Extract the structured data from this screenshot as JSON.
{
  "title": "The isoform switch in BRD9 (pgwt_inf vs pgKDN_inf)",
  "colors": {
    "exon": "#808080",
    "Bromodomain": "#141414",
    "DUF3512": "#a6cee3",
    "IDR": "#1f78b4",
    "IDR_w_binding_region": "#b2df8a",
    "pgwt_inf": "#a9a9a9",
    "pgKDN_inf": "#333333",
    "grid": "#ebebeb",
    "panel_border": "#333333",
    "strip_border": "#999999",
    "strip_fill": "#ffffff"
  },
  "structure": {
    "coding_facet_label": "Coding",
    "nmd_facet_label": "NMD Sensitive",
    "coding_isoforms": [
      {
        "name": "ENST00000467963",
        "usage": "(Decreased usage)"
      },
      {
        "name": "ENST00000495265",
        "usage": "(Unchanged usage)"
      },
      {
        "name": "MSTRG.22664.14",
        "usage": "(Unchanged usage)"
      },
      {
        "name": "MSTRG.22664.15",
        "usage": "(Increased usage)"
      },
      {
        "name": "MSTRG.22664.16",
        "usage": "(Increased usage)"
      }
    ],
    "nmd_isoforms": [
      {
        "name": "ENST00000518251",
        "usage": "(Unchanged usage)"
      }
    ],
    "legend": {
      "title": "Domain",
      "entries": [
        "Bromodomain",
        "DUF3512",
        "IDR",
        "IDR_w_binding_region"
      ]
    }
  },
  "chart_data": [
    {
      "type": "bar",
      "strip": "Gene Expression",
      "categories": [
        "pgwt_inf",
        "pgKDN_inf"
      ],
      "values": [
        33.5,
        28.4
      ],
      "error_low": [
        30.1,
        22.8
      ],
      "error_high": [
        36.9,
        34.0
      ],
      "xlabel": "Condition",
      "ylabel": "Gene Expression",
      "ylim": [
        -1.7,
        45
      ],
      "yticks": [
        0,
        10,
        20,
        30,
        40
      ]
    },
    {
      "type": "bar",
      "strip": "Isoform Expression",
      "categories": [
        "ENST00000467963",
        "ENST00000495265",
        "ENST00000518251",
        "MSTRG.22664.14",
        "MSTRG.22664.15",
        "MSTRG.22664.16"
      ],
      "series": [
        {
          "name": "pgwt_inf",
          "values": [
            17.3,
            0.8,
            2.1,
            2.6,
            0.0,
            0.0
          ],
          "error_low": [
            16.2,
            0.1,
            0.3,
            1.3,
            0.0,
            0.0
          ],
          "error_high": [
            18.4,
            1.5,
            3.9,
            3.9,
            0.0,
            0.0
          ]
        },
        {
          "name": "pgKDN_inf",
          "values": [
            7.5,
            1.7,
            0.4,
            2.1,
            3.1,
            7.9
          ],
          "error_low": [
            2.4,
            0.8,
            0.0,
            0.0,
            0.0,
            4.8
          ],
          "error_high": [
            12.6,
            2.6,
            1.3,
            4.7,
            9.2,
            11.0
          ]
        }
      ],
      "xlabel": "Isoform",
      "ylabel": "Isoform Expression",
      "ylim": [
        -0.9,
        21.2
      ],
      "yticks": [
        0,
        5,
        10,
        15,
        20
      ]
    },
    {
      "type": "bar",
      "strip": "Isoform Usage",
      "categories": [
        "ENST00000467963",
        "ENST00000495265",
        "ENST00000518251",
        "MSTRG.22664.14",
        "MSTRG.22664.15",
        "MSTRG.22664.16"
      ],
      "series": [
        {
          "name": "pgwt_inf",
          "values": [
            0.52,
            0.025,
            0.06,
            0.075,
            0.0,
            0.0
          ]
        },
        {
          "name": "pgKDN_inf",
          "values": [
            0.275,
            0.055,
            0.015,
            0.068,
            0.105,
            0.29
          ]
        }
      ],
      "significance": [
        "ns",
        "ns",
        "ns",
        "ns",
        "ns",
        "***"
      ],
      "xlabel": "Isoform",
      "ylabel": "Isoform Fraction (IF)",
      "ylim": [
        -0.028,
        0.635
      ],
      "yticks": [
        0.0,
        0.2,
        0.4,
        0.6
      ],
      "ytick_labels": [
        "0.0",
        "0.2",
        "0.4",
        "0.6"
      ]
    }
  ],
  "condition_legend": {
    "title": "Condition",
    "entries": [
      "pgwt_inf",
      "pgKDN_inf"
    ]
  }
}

════════════════

WHAT THE EXERCISE ASKS: Repeat the listing in full, keeping every line exactly as it is.

THE COMPLETED TASK:
Extract the structured data from this screenshot as JSON.
{
  "title": "The isoform switch in BRD9 (pgwt_inf vs pgKDN_inf)",
  "colors": {
    "exon": "#808080",
    "Bromodomain": "#141414",
    "DUF3512": "#a6cee3",
    "IDR": "#1f78b4",
    "IDR_w_binding_region": "#b2df8a",
    "pgwt_inf": "#a9a9a9",
    "pgKDN_inf": "#333333",
    "grid": "#ebebeb",
    "panel_border": "#333333",
    "strip_border": "#999999",
    "strip_fill": "#ffffff"
  },
  "structure": {
    "coding_facet_label": "Coding",
    "nmd_facet_label": "NMD Sensitive",
    "coding_isoforms": [
      {
        "name": "ENST00000467963",
        "usage": "(Decreased usage)"
      },
      {
        "name": "ENST00000495265",
        "usage": "(Unchanged usage)"
      },
      {
        "name": "MSTRG.22664.14",
        "usage": "(Unchanged usage)"
      },
      {
        "name": "MSTRG.22664.15",
        "usage": "(Increased usage)"
      },
      {
        "name": "MSTRG.22664.16",
        "usage": "(Increased usage)"
      }
    ],
    "nmd_isoforms": [
      {
        "name": "ENST00000518251",
        "usage": "(Unchanged usage)"
      }
    ],
    "legend": {
      "title": "Domain",
      "entries": [
        "Bromodomain",
        "DUF3512",
        "IDR",
        "IDR_w_binding_region"
      ]
    }
  },
  "chart_data": [
    {
      "type": "bar",
      "strip": "Gene Expression",
      "categories": [
        "pgwt_inf",
        "pgKDN_inf"
      ],
      "values": [
        33.5,
        28.4
      ],
      "error_low": [
        30.1,
        22.8
      ],
      "error_high": [
        36.9,
        34.0
      ],
      "xlabel": "Condition",
      "ylabel": "Gene Expression",
      "ylim": [
        -1.7,
        45
      ],
      "yticks": [
        0,
        10,
        20,
        30,
        40
      ]
    },
    {
      "type": "bar",
      "strip": "Isoform Expression",
      "categories": [
        "ENST00000467963",
        "ENST00000495265",
        "ENST00000518251",
        "MSTRG.22664.14",
        "MSTRG.22664.15",
        "MSTRG.22664.16"
      ],
      "series": [
        {
          "name": "pgwt_inf",
          "values": [
            17.3,
            0.8,
            2.1,
            2.6,
            0.0,
            0.0
          ],
          "error_low": [
            16.2,
            0.1,
            0.3,
            1.3,
            0.0,
            0.0
          ],
          "error_high": [
            18.4,
            1.5,
            3.9,
            3.9,
            0.0,
            0.0
          ]
        },
        {
          "name": "pgKDN_inf",
          "values": [
            7.5,
            1.7,
            0.4,
            2.1,
            3.1,
            7.9
          ],
          "error_low": [
            2.4,
            0.8,
            0.0,
            0.0,
            0.0,
            4.8
          ],
          "error_high": [
            12.6,
            2.6,
            1.3,
            4.7,
            9.2,
            11.0
          ]
        }
      ],
      "xlabel": "Isoform",
      "ylabel": "Isoform Expression",
      "ylim": [
        -0.9,
        21.2
      ],
      "yticks": [
        0,
        5,
        10,
        15,
        20
      ]
    },
    {
      "type": "bar",
      "strip": "Isoform Usage",
      "categories": [
        "ENST00000467963",
        "ENST00000495265",
        "ENST00000518251",
        "MSTRG.22664.14",
        "MSTRG.22664.15",
        "MSTRG.22664.16"
      ],
      "series": [
        {
          "name": "pgwt_inf",
          "values": [
            0.52,
            0.025,
            0.06,
            0.075,
            0.0,
            0.0
          ]
        },
        {
          "name": "pgKDN_inf",
          "values": [
            0.275,
            0.055,
            0.015,
            0.068,
            0.105,
            0.29
          ]
        }
      ],
      "significance": [
        "ns",
        "ns",
        "ns",
        "ns",
        "ns",
        "***"
      ],
      "xlabel": "Isoform",
      "ylabel": "Isoform Fraction (IF)",
      "ylim": [
        -0.028,
        0.635
      ],
      "yticks": [
        0.0,
        0.2,
        0.4,
        0.6
      ],
      "ytick_labels": [
        "0.0",
        "0.2",
        "0.4",
        "0.6"
      ]
    }
  ],
  "condition_legend": {
    "title": "Condition",
    "entries": [
      "pgwt_inf",
      "pgKDN_inf"
    ]
  }
}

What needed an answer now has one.